Once the pictures are set aside, transcribe the remaining data exactly.

__Stored records__:
- - -

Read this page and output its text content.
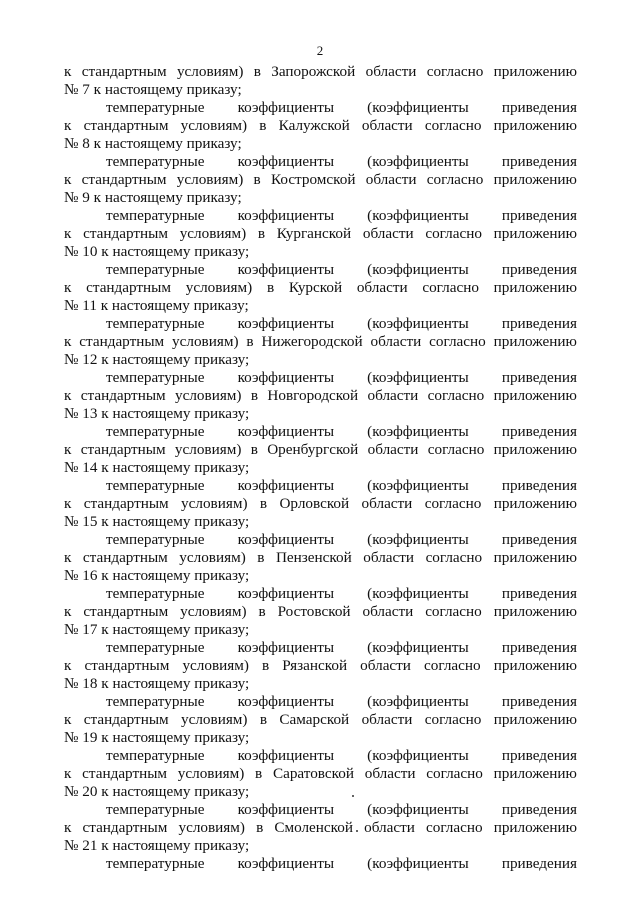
2
к стандартным условиям) в Запорожской области согласно приложению
№ 7 к настоящему приказу;
температурные коэффициенты (коэффициенты приведения
к стандартным условиям) в Калужской области согласно приложению
№ 8 к настоящему приказу;
температурные коэффициенты (коэффициенты приведения
к стандартным условиям) в Костромской области согласно приложению
№ 9 к настоящему приказу;
температурные коэффициенты (коэффициенты приведения
к стандартным условиям) в Курганской области согласно приложению
№ 10 к настоящему приказу;
температурные коэффициенты (коэффициенты приведения
к стандартным условиям) в Курской области согласно приложению
№ 11 к настоящему приказу;
температурные коэффициенты (коэффициенты приведения
к стандартным условиям) в Нижегородской области согласно приложению
№ 12 к настоящему приказу;
температурные коэффициенты (коэффициенты приведения
к стандартным условиям) в Новгородской области согласно приложению
№ 13 к настоящему приказу;
температурные коэффициенты (коэффициенты приведения
к стандартным условиям) в Оренбургской области согласно приложению
№ 14 к настоящему приказу;
температурные коэффициенты (коэффициенты приведения
к стандартным условиям) в Орловской области согласно приложению
№ 15 к настоящему приказу;
температурные коэффициенты (коэффициенты приведения
к стандартным условиям) в Пензенской области согласно приложению
№ 16 к настоящему приказу;
температурные коэффициенты (коэффициенты приведения
к стандартным условиям) в Ростовской области согласно приложению
№ 17 к настоящему приказу;
температурные коэффициенты (коэффициенты приведения
к стандартным условиям) в Рязанской области согласно приложению
№ 18 к настоящему приказу;
температурные коэффициенты (коэффициенты приведения
к стандартным условиям) в Самарской области согласно приложению
№ 19 к настоящему приказу;
температурные коэффициенты (коэффициенты приведения
к стандартным условиям) в Саратовской области согласно приложению
№ 20 к настоящему приказу;
температурные коэффициенты (коэффициенты приведения
к стандартным условиям) в Смоленской области согласно приложению
№ 21 к настоящему приказу;
температурные коэффициенты (коэффициенты приведения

- - -

__Response for this exercise__:
Read this page and output its text content.
2
к стандартным условиям) в Запорожской области согласно приложению
№ 7 к настоящему приказу;
температурные коэффициенты (коэффициенты приведения
к стандартным условиям) в Калужской области согласно приложению
№ 8 к настоящему приказу;
температурные коэффициенты (коэффициенты приведения
к стандартным условиям) в Костромской области согласно приложению
№ 9 к настоящему приказу;
температурные коэффициенты (коэффициенты приведения
к стандартным условиям) в Курганской области согласно приложению
№ 10 к настоящему приказу;
температурные коэффициенты (коэффициенты приведения
к стандартным условиям) в Курской области согласно приложению
№ 11 к настоящему приказу;
температурные коэффициенты (коэффициенты приведения
к стандартным условиям) в Нижегородской области согласно приложению
№ 12 к настоящему приказу;
температурные коэффициенты (коэффициенты приведения
к стандартным условиям) в Новгородской области согласно приложению
№ 13 к настоящему приказу;
температурные коэффициенты (коэффициенты приведения
к стандартным условиям) в Оренбургской области согласно приложению
№ 14 к настоящему приказу;
температурные коэффициенты (коэффициенты приведения
к стандартным условиям) в Орловской области согласно приложению
№ 15 к настоящему приказу;
температурные коэффициенты (коэффициенты приведения
к стандартным условиям) в Пензенской области согласно приложению
№ 16 к настоящему приказу;
температурные коэффициенты (коэффициенты приведения
к стандартным условиям) в Ростовской области согласно приложению
№ 17 к настоящему приказу;
температурные коэффициенты (коэффициенты приведения
к стандартным условиям) в Рязанской области согласно приложению
№ 18 к настоящему приказу;
температурные коэффициенты (коэффициенты приведения
к стандартным условиям) в Самарской области согласно приложению
№ 19 к настоящему приказу;
температурные коэффициенты (коэффициенты приведения
к стандартным условиям) в Саратовской области согласно приложению
№ 20 к настоящему приказу;
температурные коэффициенты (коэффициенты приведения
к стандартным условиям) в Смоленской области согласно приложению
№ 21 к настоящему приказу;
температурные коэффициенты (коэффициенты приведения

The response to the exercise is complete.